Your instructions> What follows is a block of records; restate each one word for word.
____
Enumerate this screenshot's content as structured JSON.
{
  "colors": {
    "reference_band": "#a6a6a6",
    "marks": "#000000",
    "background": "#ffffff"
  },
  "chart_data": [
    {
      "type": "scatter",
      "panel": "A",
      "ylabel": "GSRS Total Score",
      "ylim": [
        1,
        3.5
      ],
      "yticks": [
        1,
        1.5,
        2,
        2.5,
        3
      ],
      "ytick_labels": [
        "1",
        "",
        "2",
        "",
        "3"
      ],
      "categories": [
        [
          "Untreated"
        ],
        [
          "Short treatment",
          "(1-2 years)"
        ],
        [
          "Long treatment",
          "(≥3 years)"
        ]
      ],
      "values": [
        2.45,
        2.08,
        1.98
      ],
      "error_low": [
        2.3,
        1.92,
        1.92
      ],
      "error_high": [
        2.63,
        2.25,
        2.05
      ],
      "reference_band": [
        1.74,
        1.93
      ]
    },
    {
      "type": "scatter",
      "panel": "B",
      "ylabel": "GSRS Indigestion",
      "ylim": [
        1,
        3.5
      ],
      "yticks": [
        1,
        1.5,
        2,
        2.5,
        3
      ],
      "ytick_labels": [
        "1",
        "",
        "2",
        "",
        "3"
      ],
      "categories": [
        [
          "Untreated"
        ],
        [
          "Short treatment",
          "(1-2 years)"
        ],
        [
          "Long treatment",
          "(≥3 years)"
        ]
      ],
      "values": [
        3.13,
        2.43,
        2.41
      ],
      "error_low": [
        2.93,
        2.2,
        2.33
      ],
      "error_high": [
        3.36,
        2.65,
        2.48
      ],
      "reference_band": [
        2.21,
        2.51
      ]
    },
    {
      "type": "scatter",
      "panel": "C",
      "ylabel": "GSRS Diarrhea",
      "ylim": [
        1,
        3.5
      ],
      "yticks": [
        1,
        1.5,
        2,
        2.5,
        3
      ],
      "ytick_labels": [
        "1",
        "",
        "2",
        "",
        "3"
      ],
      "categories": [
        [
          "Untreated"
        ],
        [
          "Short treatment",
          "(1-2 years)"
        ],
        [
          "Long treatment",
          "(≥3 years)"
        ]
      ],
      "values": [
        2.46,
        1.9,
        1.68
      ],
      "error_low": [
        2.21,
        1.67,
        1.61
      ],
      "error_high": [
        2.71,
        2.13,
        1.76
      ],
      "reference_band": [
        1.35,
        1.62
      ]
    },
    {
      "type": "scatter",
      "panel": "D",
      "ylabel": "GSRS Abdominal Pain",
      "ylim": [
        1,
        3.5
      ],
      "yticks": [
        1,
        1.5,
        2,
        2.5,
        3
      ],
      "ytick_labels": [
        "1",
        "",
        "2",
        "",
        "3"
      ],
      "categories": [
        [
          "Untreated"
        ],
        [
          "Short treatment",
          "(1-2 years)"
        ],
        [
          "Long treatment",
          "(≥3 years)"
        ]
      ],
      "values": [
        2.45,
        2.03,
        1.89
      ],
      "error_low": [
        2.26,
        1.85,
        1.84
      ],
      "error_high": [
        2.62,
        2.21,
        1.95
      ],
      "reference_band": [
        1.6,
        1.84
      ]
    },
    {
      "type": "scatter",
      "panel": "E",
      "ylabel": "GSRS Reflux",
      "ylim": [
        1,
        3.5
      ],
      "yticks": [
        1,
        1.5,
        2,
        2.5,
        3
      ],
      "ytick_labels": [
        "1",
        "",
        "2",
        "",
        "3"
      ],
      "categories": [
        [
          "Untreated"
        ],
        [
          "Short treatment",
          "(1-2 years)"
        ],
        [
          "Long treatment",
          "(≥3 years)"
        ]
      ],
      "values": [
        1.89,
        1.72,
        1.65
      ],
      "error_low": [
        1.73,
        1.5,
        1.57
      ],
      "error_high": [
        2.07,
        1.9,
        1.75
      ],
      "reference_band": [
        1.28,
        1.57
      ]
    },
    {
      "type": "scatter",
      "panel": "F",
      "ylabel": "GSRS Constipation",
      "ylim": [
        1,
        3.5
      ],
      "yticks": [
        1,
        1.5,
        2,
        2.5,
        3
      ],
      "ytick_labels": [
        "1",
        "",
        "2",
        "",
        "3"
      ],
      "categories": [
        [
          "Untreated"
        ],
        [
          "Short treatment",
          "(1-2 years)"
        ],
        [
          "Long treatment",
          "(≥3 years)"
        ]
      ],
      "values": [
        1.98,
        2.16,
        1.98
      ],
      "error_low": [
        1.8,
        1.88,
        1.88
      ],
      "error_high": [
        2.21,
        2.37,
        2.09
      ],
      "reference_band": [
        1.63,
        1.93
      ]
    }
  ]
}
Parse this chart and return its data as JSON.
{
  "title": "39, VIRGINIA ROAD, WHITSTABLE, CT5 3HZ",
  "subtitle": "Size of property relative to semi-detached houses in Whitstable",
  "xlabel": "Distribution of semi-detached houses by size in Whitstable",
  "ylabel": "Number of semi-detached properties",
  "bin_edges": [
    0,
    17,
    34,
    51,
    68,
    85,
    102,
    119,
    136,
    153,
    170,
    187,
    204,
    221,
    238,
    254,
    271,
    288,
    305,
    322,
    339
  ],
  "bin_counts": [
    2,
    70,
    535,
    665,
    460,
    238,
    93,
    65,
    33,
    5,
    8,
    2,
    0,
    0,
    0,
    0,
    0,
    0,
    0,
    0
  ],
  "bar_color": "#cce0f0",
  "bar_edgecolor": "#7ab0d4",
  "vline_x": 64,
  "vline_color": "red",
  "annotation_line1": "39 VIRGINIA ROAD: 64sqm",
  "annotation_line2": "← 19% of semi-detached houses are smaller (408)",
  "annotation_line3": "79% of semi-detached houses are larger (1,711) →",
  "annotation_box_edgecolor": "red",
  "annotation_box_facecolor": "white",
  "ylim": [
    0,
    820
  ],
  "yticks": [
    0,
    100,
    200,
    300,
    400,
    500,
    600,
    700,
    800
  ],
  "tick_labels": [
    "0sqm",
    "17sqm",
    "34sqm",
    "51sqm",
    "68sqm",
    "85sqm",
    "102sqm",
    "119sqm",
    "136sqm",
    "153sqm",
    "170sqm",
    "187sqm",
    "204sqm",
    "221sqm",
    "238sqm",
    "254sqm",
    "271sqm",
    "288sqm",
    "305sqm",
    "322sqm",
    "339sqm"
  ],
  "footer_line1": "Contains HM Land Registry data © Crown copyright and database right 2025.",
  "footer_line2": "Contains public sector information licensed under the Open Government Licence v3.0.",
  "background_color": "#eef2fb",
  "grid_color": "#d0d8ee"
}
____
Worked solution>
Enumerate this screenshot's content as structured JSON.
{
  "colors": {
    "reference_band": "#a6a6a6",
    "marks": "#000000",
    "background": "#ffffff"
  },
  "chart_data": [
    {
      "type": "scatter",
      "panel": "A",
      "ylabel": "GSRS Total Score",
      "ylim": [
        1,
        3.5
      ],
      "yticks": [
        1,
        1.5,
        2,
        2.5,
        3
      ],
      "ytick_labels": [
        "1",
        "",
        "2",
        "",
        "3"
      ],
      "categories": [
        [
          "Untreated"
        ],
        [
          "Short treatment",
          "(1-2 years)"
        ],
        [
          "Long treatment",
          "(≥3 years)"
        ]
      ],
      "values": [
        2.45,
        2.08,
        1.98
      ],
      "error_low": [
        2.3,
        1.92,
        1.92
      ],
      "error_high": [
        2.63,
        2.25,
        2.05
      ],
      "reference_band": [
        1.74,
        1.93
      ]
    },
    {
      "type": "scatter",
      "panel": "B",
      "ylabel": "GSRS Indigestion",
      "ylim": [
        1,
        3.5
      ],
      "yticks": [
        1,
        1.5,
        2,
        2.5,
        3
      ],
      "ytick_labels": [
        "1",
        "",
        "2",
        "",
        "3"
      ],
      "categories": [
        [
          "Untreated"
        ],
        [
          "Short treatment",
          "(1-2 years)"
        ],
        [
          "Long treatment",
          "(≥3 years)"
        ]
      ],
      "values": [
        3.13,
        2.43,
        2.41
      ],
      "error_low": [
        2.93,
        2.2,
        2.33
      ],
      "error_high": [
        3.36,
        2.65,
        2.48
      ],
      "reference_band": [
        2.21,
        2.51
      ]
    },
    {
      "type": "scatter",
      "panel": "C",
      "ylabel": "GSRS Diarrhea",
      "ylim": [
        1,
        3.5
      ],
      "yticks": [
        1,
        1.5,
        2,
        2.5,
        3
      ],
      "ytick_labels": [
        "1",
        "",
        "2",
        "",
        "3"
      ],
      "categories": [
        [
          "Untreated"
        ],
        [
          "Short treatment",
          "(1-2 years)"
        ],
        [
          "Long treatment",
          "(≥3 years)"
        ]
      ],
      "values": [
        2.46,
        1.9,
        1.68
      ],
      "error_low": [
        2.21,
        1.67,
        1.61
      ],
      "error_high": [
        2.71,
        2.13,
        1.76
      ],
      "reference_band": [
        1.35,
        1.62
      ]
    },
    {
      "type": "scatter",
      "panel": "D",
      "ylabel": "GSRS Abdominal Pain",
      "ylim": [
        1,
        3.5
      ],
      "yticks": [
        1,
        1.5,
        2,
        2.5,
        3
      ],
      "ytick_labels": [
        "1",
        "",
        "2",
        "",
        "3"
      ],
      "categories": [
        [
          "Untreated"
        ],
        [
          "Short treatment",
          "(1-2 years)"
        ],
        [
          "Long treatment",
          "(≥3 years)"
        ]
      ],
      "values": [
        2.45,
        2.03,
        1.89
      ],
      "error_low": [
        2.26,
        1.85,
        1.84
      ],
      "error_high": [
        2.62,
        2.21,
        1.95
      ],
      "reference_band": [
        1.6,
        1.84
      ]
    },
    {
      "type": "scatter",
      "panel": "E",
      "ylabel": "GSRS Reflux",
      "ylim": [
        1,
        3.5
      ],
      "yticks": [
        1,
        1.5,
        2,
        2.5,
        3
      ],
      "ytick_labels": [
        "1",
        "",
        "2",
        "",
        "3"
      ],
      "categories": [
        [
          "Untreated"
        ],
        [
          "Short treatment",
          "(1-2 years)"
        ],
        [
          "Long treatment",
          "(≥3 years)"
        ]
      ],
      "values": [
        1.89,
        1.72,
        1.65
      ],
      "error_low": [
        1.73,
        1.5,
        1.57
      ],
      "error_high": [
        2.07,
        1.9,
        1.75
      ],
      "reference_band": [
        1.28,
        1.57
      ]
    },
    {
      "type": "scatter",
      "panel": "F",
      "ylabel": "GSRS Constipation",
      "ylim": [
        1,
        3.5
      ],
      "yticks": [
        1,
        1.5,
        2,
        2.5,
        3
      ],
      "ytick_labels": [
        "1",
        "",
        "2",
        "",
        "3"
      ],
      "categories": [
        [
          "Untreated"
        ],
        [
          "Short treatment",
          "(1-2 years)"
        ],
        [
          "Long treatment",
          "(≥3 years)"
        ]
      ],
      "values": [
        1.98,
        2.16,
        1.98
      ],
      "error_low": [
        1.8,
        1.88,
        1.88
      ],
      "error_high": [
        2.21,
        2.37,
        2.09
      ],
      "reference_band": [
        1.63,
        1.93
      ]
    }
  ]
}
Parse this chart and return its data as JSON.
{
  "title": "39, VIRGINIA ROAD, WHITSTABLE, CT5 3HZ",
  "subtitle": "Size of property relative to semi-detached houses in Whitstable",
  "xlabel": "Distribution of semi-detached houses by size in Whitstable",
  "ylabel": "Number of semi-detached properties",
  "bin_edges": [
    0,
    17,
    34,
    51,
    68,
    85,
    102,
    119,
    136,
    153,
    170,
    187,
    204,
    221,
    238,
    254,
    271,
    288,
    305,
    322,
    339
  ],
  "bin_counts": [
    2,
    70,
    535,
    665,
    460,
    238,
    93,
    65,
    33,
    5,
    8,
    2,
    0,
    0,
    0,
    0,
    0,
    0,
    0,
    0
  ],
  "bar_color": "#cce0f0",
  "bar_edgecolor": "#7ab0d4",
  "vline_x": 64,
  "vline_color": "red",
  "annotation_line1": "39 VIRGINIA ROAD: 64sqm",
  "annotation_line2": "← 19% of semi-detached houses are smaller (408)",
  "annotation_line3": "79% of semi-detached houses are larger (1,711) →",
  "annotation_box_edgecolor": "red",
  "annotation_box_facecolor": "white",
  "ylim": [
    0,
    820
  ],
  "yticks": [
    0,
    100,
    200,
    300,
    400,
    500,
    600,
    700,
    800
  ],
  "tick_labels": [
    "0sqm",
    "17sqm",
    "34sqm",
    "51sqm",
    "68sqm",
    "85sqm",
    "102sqm",
    "119sqm",
    "136sqm",
    "153sqm",
    "170sqm",
    "187sqm",
    "204sqm",
    "221sqm",
    "238sqm",
    "254sqm",
    "271sqm",
    "288sqm",
    "305sqm",
    "322sqm",
    "339sqm"
  ],
  "footer_line1": "Contains HM Land Registry data © Crown copyright and database right 2025.",
  "footer_line2": "Contains public sector information licensed under the Open Government Licence v3.0.",
  "background_color": "#eef2fb",
  "grid_color": "#d0d8ee"
}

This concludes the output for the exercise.